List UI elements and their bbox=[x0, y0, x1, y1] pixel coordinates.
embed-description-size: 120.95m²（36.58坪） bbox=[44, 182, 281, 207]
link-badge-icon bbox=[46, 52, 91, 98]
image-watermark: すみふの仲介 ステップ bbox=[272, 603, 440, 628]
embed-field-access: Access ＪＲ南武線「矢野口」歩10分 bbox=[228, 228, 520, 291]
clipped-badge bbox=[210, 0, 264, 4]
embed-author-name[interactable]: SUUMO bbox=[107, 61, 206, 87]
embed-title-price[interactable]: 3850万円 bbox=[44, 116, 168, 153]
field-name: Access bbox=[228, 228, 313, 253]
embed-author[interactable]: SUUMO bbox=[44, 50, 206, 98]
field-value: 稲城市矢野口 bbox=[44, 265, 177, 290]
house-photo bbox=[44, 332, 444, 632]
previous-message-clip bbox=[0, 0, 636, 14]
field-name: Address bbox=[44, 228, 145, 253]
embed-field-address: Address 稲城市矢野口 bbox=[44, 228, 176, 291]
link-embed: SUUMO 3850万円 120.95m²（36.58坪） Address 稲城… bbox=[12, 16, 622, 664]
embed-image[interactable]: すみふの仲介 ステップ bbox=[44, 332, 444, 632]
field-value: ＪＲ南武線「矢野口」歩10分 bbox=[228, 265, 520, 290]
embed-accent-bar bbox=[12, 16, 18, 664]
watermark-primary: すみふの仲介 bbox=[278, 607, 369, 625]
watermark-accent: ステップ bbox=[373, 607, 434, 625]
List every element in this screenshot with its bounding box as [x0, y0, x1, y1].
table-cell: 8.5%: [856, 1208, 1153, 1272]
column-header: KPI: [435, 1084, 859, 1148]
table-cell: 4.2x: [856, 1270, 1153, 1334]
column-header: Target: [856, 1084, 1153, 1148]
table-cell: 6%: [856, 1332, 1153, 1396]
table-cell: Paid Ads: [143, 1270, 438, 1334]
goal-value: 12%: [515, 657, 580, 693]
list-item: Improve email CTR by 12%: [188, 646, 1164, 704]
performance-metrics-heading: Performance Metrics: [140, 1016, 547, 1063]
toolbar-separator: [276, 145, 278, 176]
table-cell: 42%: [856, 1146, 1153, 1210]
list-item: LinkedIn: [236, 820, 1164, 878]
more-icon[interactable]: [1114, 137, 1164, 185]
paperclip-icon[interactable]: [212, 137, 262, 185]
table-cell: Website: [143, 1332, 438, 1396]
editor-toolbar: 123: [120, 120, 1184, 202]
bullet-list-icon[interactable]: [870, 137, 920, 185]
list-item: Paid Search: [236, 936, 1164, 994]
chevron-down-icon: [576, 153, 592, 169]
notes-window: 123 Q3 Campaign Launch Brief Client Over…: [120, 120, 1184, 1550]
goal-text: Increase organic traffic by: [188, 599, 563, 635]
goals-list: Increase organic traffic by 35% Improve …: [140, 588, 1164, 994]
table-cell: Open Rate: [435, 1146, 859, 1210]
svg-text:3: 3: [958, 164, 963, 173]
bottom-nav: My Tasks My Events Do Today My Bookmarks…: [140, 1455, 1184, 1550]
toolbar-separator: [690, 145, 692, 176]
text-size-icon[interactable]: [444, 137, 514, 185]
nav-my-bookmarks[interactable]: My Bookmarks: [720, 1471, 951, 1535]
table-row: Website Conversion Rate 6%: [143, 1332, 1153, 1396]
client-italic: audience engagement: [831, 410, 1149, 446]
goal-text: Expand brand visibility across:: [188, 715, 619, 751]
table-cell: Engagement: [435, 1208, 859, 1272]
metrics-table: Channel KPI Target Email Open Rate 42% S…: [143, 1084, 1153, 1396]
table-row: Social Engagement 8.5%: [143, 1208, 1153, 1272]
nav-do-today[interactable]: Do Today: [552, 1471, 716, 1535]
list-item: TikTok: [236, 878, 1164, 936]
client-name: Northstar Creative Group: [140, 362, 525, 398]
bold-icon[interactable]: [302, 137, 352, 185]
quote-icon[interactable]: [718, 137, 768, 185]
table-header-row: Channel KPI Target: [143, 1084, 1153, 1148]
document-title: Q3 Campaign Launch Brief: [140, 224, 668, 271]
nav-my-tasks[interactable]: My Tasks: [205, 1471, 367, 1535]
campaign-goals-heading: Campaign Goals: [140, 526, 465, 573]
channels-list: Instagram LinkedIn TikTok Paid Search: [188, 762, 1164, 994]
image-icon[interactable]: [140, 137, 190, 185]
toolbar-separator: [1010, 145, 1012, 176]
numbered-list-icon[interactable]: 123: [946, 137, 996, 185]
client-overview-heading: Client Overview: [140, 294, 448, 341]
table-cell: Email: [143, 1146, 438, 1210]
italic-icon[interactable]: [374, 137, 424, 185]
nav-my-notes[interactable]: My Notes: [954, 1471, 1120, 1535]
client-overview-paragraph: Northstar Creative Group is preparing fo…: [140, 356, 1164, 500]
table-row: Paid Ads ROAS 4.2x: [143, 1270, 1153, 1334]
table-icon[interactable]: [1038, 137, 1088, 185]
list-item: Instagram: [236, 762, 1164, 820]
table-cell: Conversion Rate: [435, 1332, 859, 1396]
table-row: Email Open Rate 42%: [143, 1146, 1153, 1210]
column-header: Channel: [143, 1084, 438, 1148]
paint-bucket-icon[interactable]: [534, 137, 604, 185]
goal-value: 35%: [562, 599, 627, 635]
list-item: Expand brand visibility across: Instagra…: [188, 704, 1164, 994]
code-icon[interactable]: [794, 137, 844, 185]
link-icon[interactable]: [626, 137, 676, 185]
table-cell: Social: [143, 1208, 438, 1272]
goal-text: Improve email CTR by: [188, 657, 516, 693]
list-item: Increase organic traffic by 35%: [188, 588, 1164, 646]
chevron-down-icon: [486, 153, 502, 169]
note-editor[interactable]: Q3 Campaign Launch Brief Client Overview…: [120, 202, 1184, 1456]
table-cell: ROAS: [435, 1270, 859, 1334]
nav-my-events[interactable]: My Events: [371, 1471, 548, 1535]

################

• Problem statement: Rewrite every line of the entries above as a JSON list of strings, one string per line, leaving out any blank lines.

• Result of this exercise:
[
  "List UI elements and their bbox=[x0, y0, x1, y1] pixel coordinates.",
  "embed-description-size: 120.95m²（36.58坪） bbox=[44, 182, 281, 207]",
  "link-badge-icon bbox=[46, 52, 91, 98]",
  "image-watermark: すみふの仲介 ステップ bbox=[272, 603, 440, 628]",
  "embed-field-access: Access ＪＲ南武線「矢野口」歩10分 bbox=[228, 228, 520, 291]",
  "clipped-badge bbox=[210, 0, 264, 4]",
  "embed-author-name[interactable]: SUUMO bbox=[107, 61, 206, 87]",
  "embed-title-price[interactable]: 3850万円 bbox=[44, 116, 168, 153]",
  "field-name: Access bbox=[228, 228, 313, 253]",
  "embed-author[interactable]: SUUMO bbox=[44, 50, 206, 98]",
  "field-value: 稲城市矢野口 bbox=[44, 265, 177, 290]",
  "house-photo bbox=[44, 332, 444, 632]",
  "previous-message-clip bbox=[0, 0, 636, 14]",
  "field-name: Address bbox=[44, 228, 145, 253]",
  "embed-field-address: Address 稲城市矢野口 bbox=[44, 228, 176, 291]",
  "link-embed: SUUMO 3850万円 120.95m²（36.58坪） Address 稲城… bbox=[12, 16, 622, 664]",
  "embed-image[interactable]: すみふの仲介 ステップ bbox=[44, 332, 444, 632]",
  "field-value: ＪＲ南武線「矢野口」歩10分 bbox=[228, 265, 520, 290]",
  "embed-accent-bar bbox=[12, 16, 18, 664]",
  "watermark-primary: すみふの仲介 bbox=[278, 607, 369, 625]",
  "watermark-accent: ステップ bbox=[373, 607, 434, 625]",
  "List every element in this screenshot with its bounding box as [x0, y0, x1, y1].",
  "table-cell: 8.5%: [856, 1208, 1153, 1272]",
  "column-header: KPI: [435, 1084, 859, 1148]",
  "table-cell: 4.2x: [856, 1270, 1153, 1334]",
  "column-header: Target: [856, 1084, 1153, 1148]",
  "table-cell: 6%: [856, 1332, 1153, 1396]",
  "table-cell: Paid Ads: [143, 1270, 438, 1334]",
  "goal-value: 12%: [515, 657, 580, 693]",
  "list-item: Improve email CTR by 12%: [188, 646, 1164, 704]",
  "performance-metrics-heading: Performance Metrics: [140, 1016, 547, 1063]",
  "toolbar-separator: [276, 145, 278, 176]",
  "table-cell: 42%: [856, 1146, 1153, 1210]",
  "list-item: LinkedIn: [236, 820, 1164, 878]",
  "more-icon[interactable]: [1114, 137, 1164, 185]",
  "paperclip-icon[interactable]: [212, 137, 262, 185]",
  "table-cell: Website: [143, 1332, 438, 1396]",
  "editor-toolbar: 123: [120, 120, 1184, 202]",
  "bullet-list-icon[interactable]: [870, 137, 920, 185]",
  "list-item: Paid Search: [236, 936, 1164, 994]",
  "chevron-down-icon: [576, 153, 592, 169]",
  "notes-window: 123 Q3 Campaign Launch Brief Client Over…: [120, 120, 1184, 1550]",
  "goal-text: Increase organic traffic by: [188, 599, 563, 635]",
  "goals-list: Increase organic traffic by 35% Improve …: [140, 588, 1164, 994]",
  "table-cell: Open Rate: [435, 1146, 859, 1210]",
  "svg-text:3: 3: [958, 164, 963, 173]",
  "bottom-nav: My Tasks My Events Do Today My Bookmarks…: [140, 1455, 1184, 1550]",
  "toolbar-separator: [690, 145, 692, 176]",
  "text-size-icon[interactable]: [444, 137, 514, 185]",
  "nav-my-bookmarks[interactable]: My Bookmarks: [720, 1471, 951, 1535]",
  "table-row: Website Conversion Rate 6%: [143, 1332, 1153, 1396]",
  "client-italic: audience engagement: [831, 410, 1149, 446]",
  "goal-text: Expand brand visibility across:: [188, 715, 619, 751]",
  "table-cell: Engagement: [435, 1208, 859, 1272]",
  "metrics-table: Channel KPI Target Email Open Rate 42% S…: [143, 1084, 1153, 1396]",
  "table-row: Social Engagement 8.5%: [143, 1208, 1153, 1272]",
  "nav-do-today[interactable]: Do Today: [552, 1471, 716, 1535]",
  "list-item: TikTok: [236, 878, 1164, 936]",
  "client-name: Northstar Creative Group: [140, 362, 525, 398]",
  "bold-icon[interactable]: [302, 137, 352, 185]",
  "quote-icon[interactable]: [718, 137, 768, 185]",
  "table-header-row: Channel KPI Target: [143, 1084, 1153, 1148]",
  "document-title: Q3 Campaign Launch Brief: [140, 224, 668, 271]",
  "nav-my-tasks[interactable]: My Tasks: [205, 1471, 367, 1535]",
  "campaign-goals-heading: Campaign Goals: [140, 526, 465, 573]",
  "channels-list: Instagram LinkedIn TikTok Paid Search: [188, 762, 1164, 994]",
  "image-icon[interactable]: [140, 137, 190, 185]",
  "toolbar-separator: [1010, 145, 1012, 176]",
  "numbered-list-icon[interactable]: 123: [946, 137, 996, 185]",
  "client-overview-heading: Client Overview: [140, 294, 448, 341]",
  "table-cell: Email: [143, 1146, 438, 1210]",
  "italic-icon[interactable]: [374, 137, 424, 185]",
  "nav-my-notes[interactable]: My Notes: [954, 1471, 1120, 1535]",
  "client-overview-paragraph: Northstar Creative Group is preparing fo…: [140, 356, 1164, 500]",
  "table-row: Paid Ads ROAS 4.2x: [143, 1270, 1153, 1334]",
  "table-icon[interactable]: [1038, 137, 1088, 185]",
  "list-item: Instagram: [236, 762, 1164, 820]",
  "table-cell: Conversion Rate: [435, 1332, 859, 1396]",
  "table-row: Email Open Rate 42%: [143, 1146, 1153, 1210]",
  "column-header: Channel: [143, 1084, 438, 1148]",
  "paint-bucket-icon[interactable]: [534, 137, 604, 185]",
  "goal-value: 35%: [562, 599, 627, 635]",
  "list-item: Expand brand visibility across: Instagra…: [188, 704, 1164, 994]",
  "code-icon[interactable]: [794, 137, 844, 185]",
  "link-icon[interactable]: [626, 137, 676, 185]",
  "table-cell: Social: [143, 1208, 438, 1272]",
  "goal-text: Improve email CTR by: [188, 657, 516, 693]",
  "list-item: Increase organic traffic by 35%: [188, 588, 1164, 646]",
  "chevron-down-icon: [486, 153, 502, 169]",
  "note-editor[interactable]: Q3 Campaign Launch Brief Client Overview…: [120, 202, 1184, 1456]",
  "table-cell: ROAS: [435, 1270, 859, 1334]",
  "nav-my-events[interactable]: My Events: [371, 1471, 548, 1535]"
]